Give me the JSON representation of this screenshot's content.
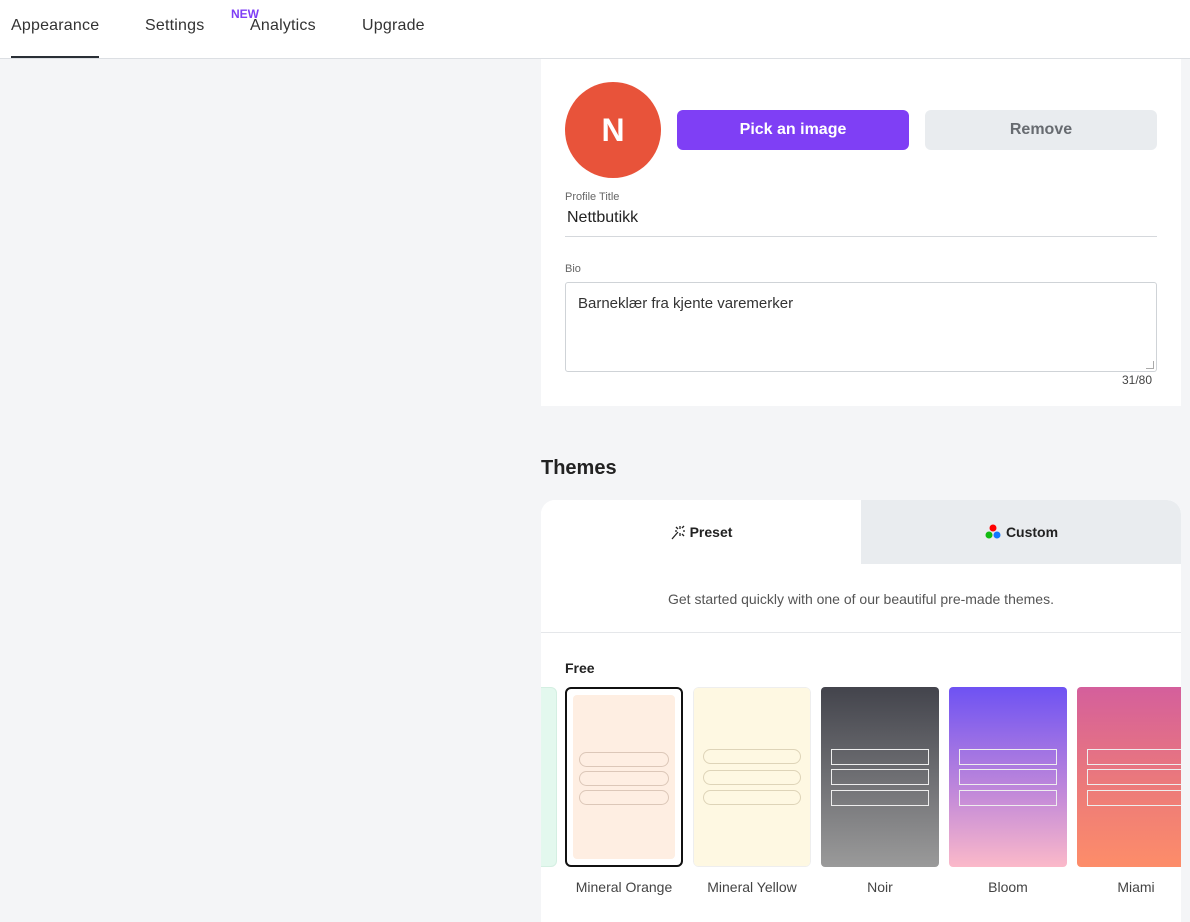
{
  "nav": {
    "tabs": [
      {
        "label": "Appearance",
        "active": true
      },
      {
        "label": "Settings"
      },
      {
        "label": "Analytics",
        "badge": "NEW"
      },
      {
        "label": "Upgrade"
      }
    ]
  },
  "profile": {
    "avatar_initial": "N",
    "avatar_color": "#e8533a",
    "pick_label": "Pick an image",
    "remove_label": "Remove",
    "title_label": "Profile Title",
    "title_value": "Nettbutikk",
    "bio_label": "Bio",
    "bio_value": "Barneklær fra kjente varemerker",
    "bio_count": "31/80"
  },
  "themes": {
    "heading": "Themes",
    "tabs": [
      {
        "label": "Preset",
        "icon": "magic-wand-icon",
        "active": true
      },
      {
        "label": "Custom",
        "icon": "color-dots-icon"
      }
    ],
    "description": "Get started quickly with one of our beautiful pre-made themes.",
    "section": "Free",
    "items": [
      {
        "name": "Mineral Orange",
        "selected": true
      },
      {
        "name": "Mineral Yellow"
      },
      {
        "name": "Noir"
      },
      {
        "name": "Bloom"
      },
      {
        "name": "Miami"
      }
    ]
  },
  "colors": {
    "accent": "#7f3ff5"
  }
}
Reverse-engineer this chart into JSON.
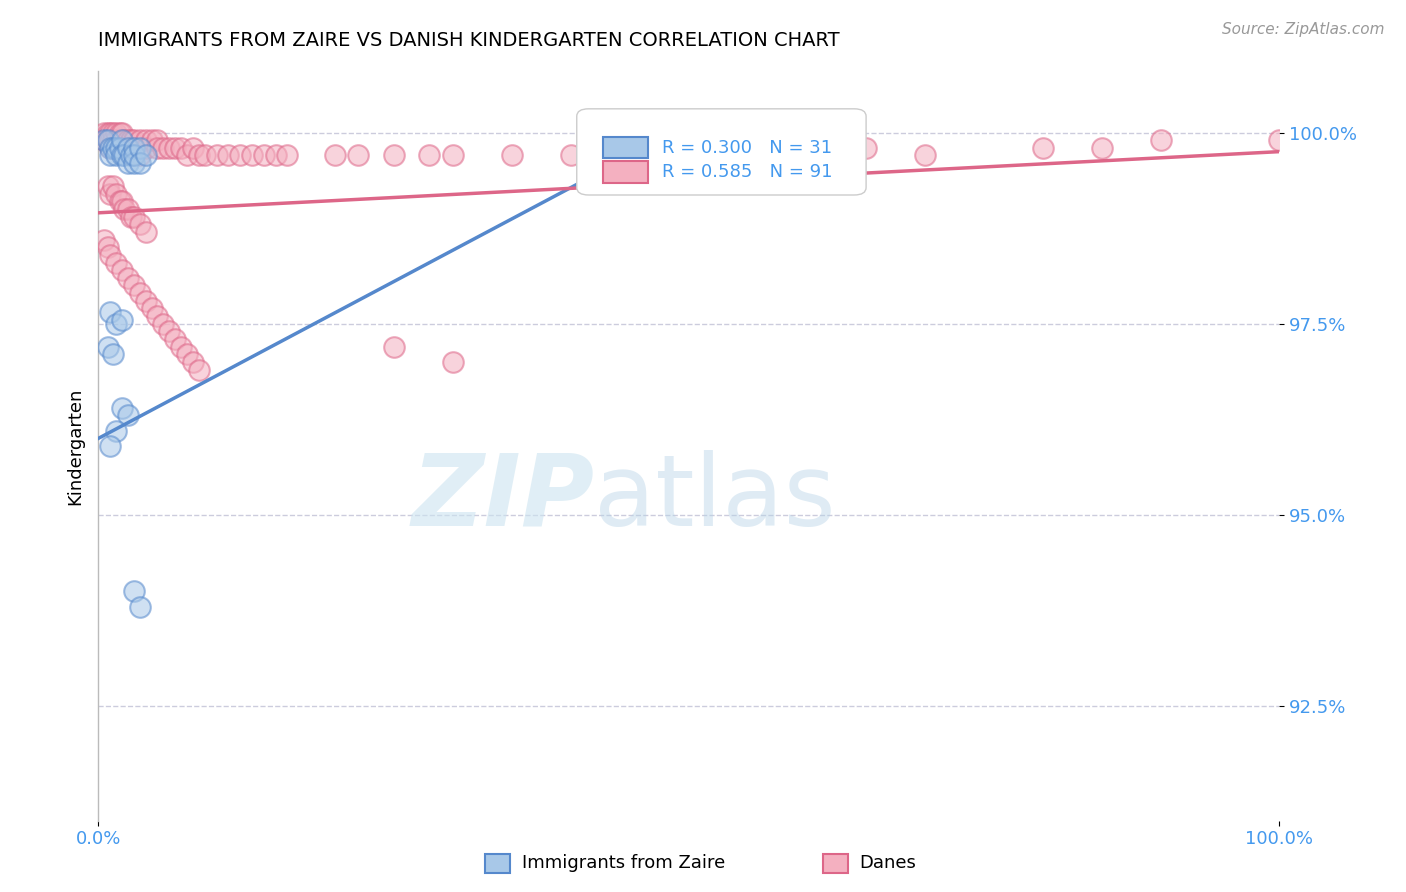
{
  "title": "IMMIGRANTS FROM ZAIRE VS DANISH KINDERGARTEN CORRELATION CHART",
  "source_text": "Source: ZipAtlas.com",
  "ylabel": "Kindergarten",
  "xmin": 0.0,
  "xmax": 1.0,
  "ymin": 0.91,
  "ymax": 1.008,
  "yticks": [
    0.925,
    0.95,
    0.975,
    1.0
  ],
  "ytick_labels": [
    "92.5%",
    "95.0%",
    "97.5%",
    "100.0%"
  ],
  "blue_color": "#a8c8e8",
  "pink_color": "#f4b0c0",
  "blue_line_color": "#5588cc",
  "pink_line_color": "#dd6688",
  "blue_trend_x": [
    0.0,
    0.5
  ],
  "blue_trend_y": [
    0.96,
    1.001
  ],
  "pink_trend_x": [
    0.0,
    1.0
  ],
  "pink_trend_y": [
    0.9895,
    0.9975
  ],
  "blue_x": [
    0.005,
    0.008,
    0.01,
    0.01,
    0.012,
    0.015,
    0.015,
    0.018,
    0.02,
    0.02,
    0.022,
    0.025,
    0.025,
    0.028,
    0.03,
    0.03,
    0.03,
    0.035,
    0.035,
    0.04,
    0.01,
    0.015,
    0.02,
    0.008,
    0.012,
    0.02,
    0.025,
    0.015,
    0.01,
    0.03,
    0.035
  ],
  "blue_y": [
    0.999,
    0.999,
    0.998,
    0.997,
    0.998,
    0.998,
    0.997,
    0.998,
    0.999,
    0.997,
    0.997,
    0.998,
    0.996,
    0.997,
    0.998,
    0.996,
    0.997,
    0.998,
    0.996,
    0.997,
    0.9765,
    0.975,
    0.9755,
    0.972,
    0.971,
    0.964,
    0.963,
    0.961,
    0.959,
    0.94,
    0.938
  ],
  "pink_x": [
    0.005,
    0.005,
    0.008,
    0.008,
    0.01,
    0.01,
    0.01,
    0.012,
    0.012,
    0.015,
    0.015,
    0.018,
    0.018,
    0.02,
    0.02,
    0.02,
    0.022,
    0.025,
    0.025,
    0.028,
    0.028,
    0.03,
    0.03,
    0.035,
    0.035,
    0.04,
    0.04,
    0.045,
    0.05,
    0.05,
    0.055,
    0.06,
    0.065,
    0.07,
    0.075,
    0.08,
    0.085,
    0.09,
    0.1,
    0.11,
    0.12,
    0.13,
    0.14,
    0.15,
    0.16,
    0.2,
    0.22,
    0.25,
    0.28,
    0.3,
    0.35,
    0.4,
    0.55,
    0.6,
    0.65,
    0.7,
    0.8,
    0.85,
    0.9,
    1.0,
    0.008,
    0.01,
    0.012,
    0.015,
    0.018,
    0.02,
    0.022,
    0.025,
    0.028,
    0.03,
    0.035,
    0.04,
    0.005,
    0.008,
    0.01,
    0.015,
    0.02,
    0.025,
    0.03,
    0.035,
    0.04,
    0.045,
    0.05,
    0.055,
    0.06,
    0.065,
    0.07,
    0.075,
    0.08,
    0.085,
    0.25,
    0.3
  ],
  "pink_y": [
    1.0,
    0.999,
    1.0,
    0.999,
    1.0,
    0.999,
    0.998,
    1.0,
    0.999,
    1.0,
    0.999,
    1.0,
    0.998,
    0.999,
    0.998,
    1.0,
    0.999,
    0.999,
    0.998,
    0.999,
    0.998,
    0.999,
    0.998,
    0.999,
    0.997,
    0.999,
    0.998,
    0.999,
    0.999,
    0.998,
    0.998,
    0.998,
    0.998,
    0.998,
    0.997,
    0.998,
    0.997,
    0.997,
    0.997,
    0.997,
    0.997,
    0.997,
    0.997,
    0.997,
    0.997,
    0.997,
    0.997,
    0.997,
    0.997,
    0.997,
    0.997,
    0.997,
    0.997,
    0.998,
    0.998,
    0.997,
    0.998,
    0.998,
    0.999,
    0.999,
    0.993,
    0.992,
    0.993,
    0.992,
    0.991,
    0.991,
    0.99,
    0.99,
    0.989,
    0.989,
    0.988,
    0.987,
    0.986,
    0.985,
    0.984,
    0.983,
    0.982,
    0.981,
    0.98,
    0.979,
    0.978,
    0.977,
    0.976,
    0.975,
    0.974,
    0.973,
    0.972,
    0.971,
    0.97,
    0.969,
    0.972,
    0.97
  ]
}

※

**What is being asked**
Go through the listing above and write it all out exactly, leaving out any picture.

**Task answer**
Give me the JSON representation of this screenshot's content.
{
  "nav": {
    "tabs": [
      {
        "label": "Appearance",
        "active": true
      },
      {
        "label": "Settings"
      },
      {
        "label": "Analytics",
        "badge": "NEW"
      },
      {
        "label": "Upgrade"
      }
    ]
  },
  "profile": {
    "avatar_initial": "N",
    "avatar_color": "#e8533a",
    "pick_label": "Pick an image",
    "remove_label": "Remove",
    "title_label": "Profile Title",
    "title_value": "Nettbutikk",
    "bio_label": "Bio",
    "bio_value": "Barneklær fra kjente varemerker",
    "bio_count": "31/80"
  },
  "themes": {
    "heading": "Themes",
    "tabs": [
      {
        "label": "Preset",
        "icon": "magic-wand-icon",
        "active": true
      },
      {
        "label": "Custom",
        "icon": "color-dots-icon"
      }
    ],
    "description": "Get started quickly with one of our beautiful pre-made themes.",
    "section": "Free",
    "items": [
      {
        "name": "Mineral Orange",
        "selected": true
      },
      {
        "name": "Mineral Yellow"
      },
      {
        "name": "Noir"
      },
      {
        "name": "Bloom"
      },
      {
        "name": "Miami"
      }
    ]
  },
  "colors": {
    "accent": "#7f3ff5"
  }
}
Reverse-engineer this chart into JSON.
{
  "title": "IMMIGRANTS FROM ZAIRE VS DANISH KINDERGARTEN CORRELATION CHART",
  "source_text": "Source: ZipAtlas.com",
  "ylabel": "Kindergarten",
  "xmin": 0.0,
  "xmax": 1.0,
  "ymin": 0.91,
  "ymax": 1.008,
  "yticks": [
    0.925,
    0.95,
    0.975,
    1.0
  ],
  "ytick_labels": [
    "92.5%",
    "95.0%",
    "97.5%",
    "100.0%"
  ],
  "blue_color": "#a8c8e8",
  "pink_color": "#f4b0c0",
  "blue_line_color": "#5588cc",
  "pink_line_color": "#dd6688",
  "blue_trend_x": [
    0.0,
    0.5
  ],
  "blue_trend_y": [
    0.96,
    1.001
  ],
  "pink_trend_x": [
    0.0,
    1.0
  ],
  "pink_trend_y": [
    0.9895,
    0.9975
  ],
  "blue_x": [
    0.005,
    0.008,
    0.01,
    0.01,
    0.012,
    0.015,
    0.015,
    0.018,
    0.02,
    0.02,
    0.022,
    0.025,
    0.025,
    0.028,
    0.03,
    0.03,
    0.03,
    0.035,
    0.035,
    0.04,
    0.01,
    0.015,
    0.02,
    0.008,
    0.012,
    0.02,
    0.025,
    0.015,
    0.01,
    0.03,
    0.035
  ],
  "blue_y": [
    0.999,
    0.999,
    0.998,
    0.997,
    0.998,
    0.998,
    0.997,
    0.998,
    0.999,
    0.997,
    0.997,
    0.998,
    0.996,
    0.997,
    0.998,
    0.996,
    0.997,
    0.998,
    0.996,
    0.997,
    0.9765,
    0.975,
    0.9755,
    0.972,
    0.971,
    0.964,
    0.963,
    0.961,
    0.959,
    0.94,
    0.938
  ],
  "pink_x": [
    0.005,
    0.005,
    0.008,
    0.008,
    0.01,
    0.01,
    0.01,
    0.012,
    0.012,
    0.015,
    0.015,
    0.018,
    0.018,
    0.02,
    0.02,
    0.02,
    0.022,
    0.025,
    0.025,
    0.028,
    0.028,
    0.03,
    0.03,
    0.035,
    0.035,
    0.04,
    0.04,
    0.045,
    0.05,
    0.05,
    0.055,
    0.06,
    0.065,
    0.07,
    0.075,
    0.08,
    0.085,
    0.09,
    0.1,
    0.11,
    0.12,
    0.13,
    0.14,
    0.15,
    0.16,
    0.2,
    0.22,
    0.25,
    0.28,
    0.3,
    0.35,
    0.4,
    0.55,
    0.6,
    0.65,
    0.7,
    0.8,
    0.85,
    0.9,
    1.0,
    0.008,
    0.01,
    0.012,
    0.015,
    0.018,
    0.02,
    0.022,
    0.025,
    0.028,
    0.03,
    0.035,
    0.04,
    0.005,
    0.008,
    0.01,
    0.015,
    0.02,
    0.025,
    0.03,
    0.035,
    0.04,
    0.045,
    0.05,
    0.055,
    0.06,
    0.065,
    0.07,
    0.075,
    0.08,
    0.085,
    0.25,
    0.3
  ],
  "pink_y": [
    1.0,
    0.999,
    1.0,
    0.999,
    1.0,
    0.999,
    0.998,
    1.0,
    0.999,
    1.0,
    0.999,
    1.0,
    0.998,
    0.999,
    0.998,
    1.0,
    0.999,
    0.999,
    0.998,
    0.999,
    0.998,
    0.999,
    0.998,
    0.999,
    0.997,
    0.999,
    0.998,
    0.999,
    0.999,
    0.998,
    0.998,
    0.998,
    0.998,
    0.998,
    0.997,
    0.998,
    0.997,
    0.997,
    0.997,
    0.997,
    0.997,
    0.997,
    0.997,
    0.997,
    0.997,
    0.997,
    0.997,
    0.997,
    0.997,
    0.997,
    0.997,
    0.997,
    0.997,
    0.998,
    0.998,
    0.997,
    0.998,
    0.998,
    0.999,
    0.999,
    0.993,
    0.992,
    0.993,
    0.992,
    0.991,
    0.991,
    0.99,
    0.99,
    0.989,
    0.989,
    0.988,
    0.987,
    0.986,
    0.985,
    0.984,
    0.983,
    0.982,
    0.981,
    0.98,
    0.979,
    0.978,
    0.977,
    0.976,
    0.975,
    0.974,
    0.973,
    0.972,
    0.971,
    0.97,
    0.969,
    0.972,
    0.97
  ]
}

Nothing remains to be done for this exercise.